§ **Supplied data**
>>>

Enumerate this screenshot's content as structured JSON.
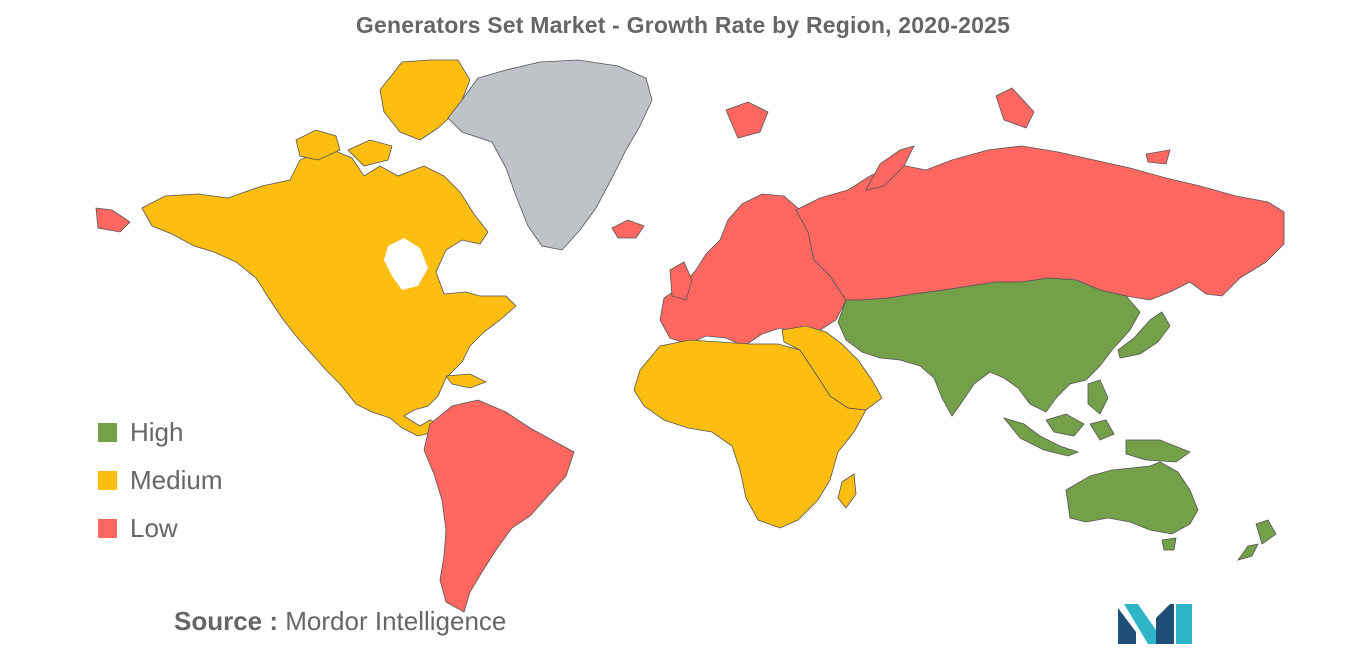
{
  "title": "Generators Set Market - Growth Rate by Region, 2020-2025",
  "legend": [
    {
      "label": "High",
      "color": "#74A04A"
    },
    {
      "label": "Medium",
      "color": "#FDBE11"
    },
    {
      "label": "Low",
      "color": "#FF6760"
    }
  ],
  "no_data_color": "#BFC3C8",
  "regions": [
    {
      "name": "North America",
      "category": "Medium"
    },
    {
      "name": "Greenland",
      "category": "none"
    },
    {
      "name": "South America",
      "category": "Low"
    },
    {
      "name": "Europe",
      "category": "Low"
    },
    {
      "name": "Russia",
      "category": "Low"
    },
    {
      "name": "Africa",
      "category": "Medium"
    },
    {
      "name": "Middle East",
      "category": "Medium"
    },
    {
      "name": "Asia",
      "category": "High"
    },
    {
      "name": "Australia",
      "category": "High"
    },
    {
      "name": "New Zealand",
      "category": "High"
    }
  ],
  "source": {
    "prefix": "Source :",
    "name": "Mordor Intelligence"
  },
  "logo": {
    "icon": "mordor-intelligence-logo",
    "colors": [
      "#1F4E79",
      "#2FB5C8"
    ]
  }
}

<<<

§ **Problem to work on**
Transcribe the whole listing exactly. Pictures stay out of your copy.

§ **Response for this exercise**
Enumerate this screenshot's content as structured JSON.
{
  "title": "Generators Set Market - Growth Rate by Region, 2020-2025",
  "legend": [
    {
      "label": "High",
      "color": "#74A04A"
    },
    {
      "label": "Medium",
      "color": "#FDBE11"
    },
    {
      "label": "Low",
      "color": "#FF6760"
    }
  ],
  "no_data_color": "#BFC3C8",
  "regions": [
    {
      "name": "North America",
      "category": "Medium"
    },
    {
      "name": "Greenland",
      "category": "none"
    },
    {
      "name": "South America",
      "category": "Low"
    },
    {
      "name": "Europe",
      "category": "Low"
    },
    {
      "name": "Russia",
      "category": "Low"
    },
    {
      "name": "Africa",
      "category": "Medium"
    },
    {
      "name": "Middle East",
      "category": "Medium"
    },
    {
      "name": "Asia",
      "category": "High"
    },
    {
      "name": "Australia",
      "category": "High"
    },
    {
      "name": "New Zealand",
      "category": "High"
    }
  ],
  "source": {
    "prefix": "Source :",
    "name": "Mordor Intelligence"
  },
  "logo": {
    "icon": "mordor-intelligence-logo",
    "colors": [
      "#1F4E79",
      "#2FB5C8"
    ]
  }
}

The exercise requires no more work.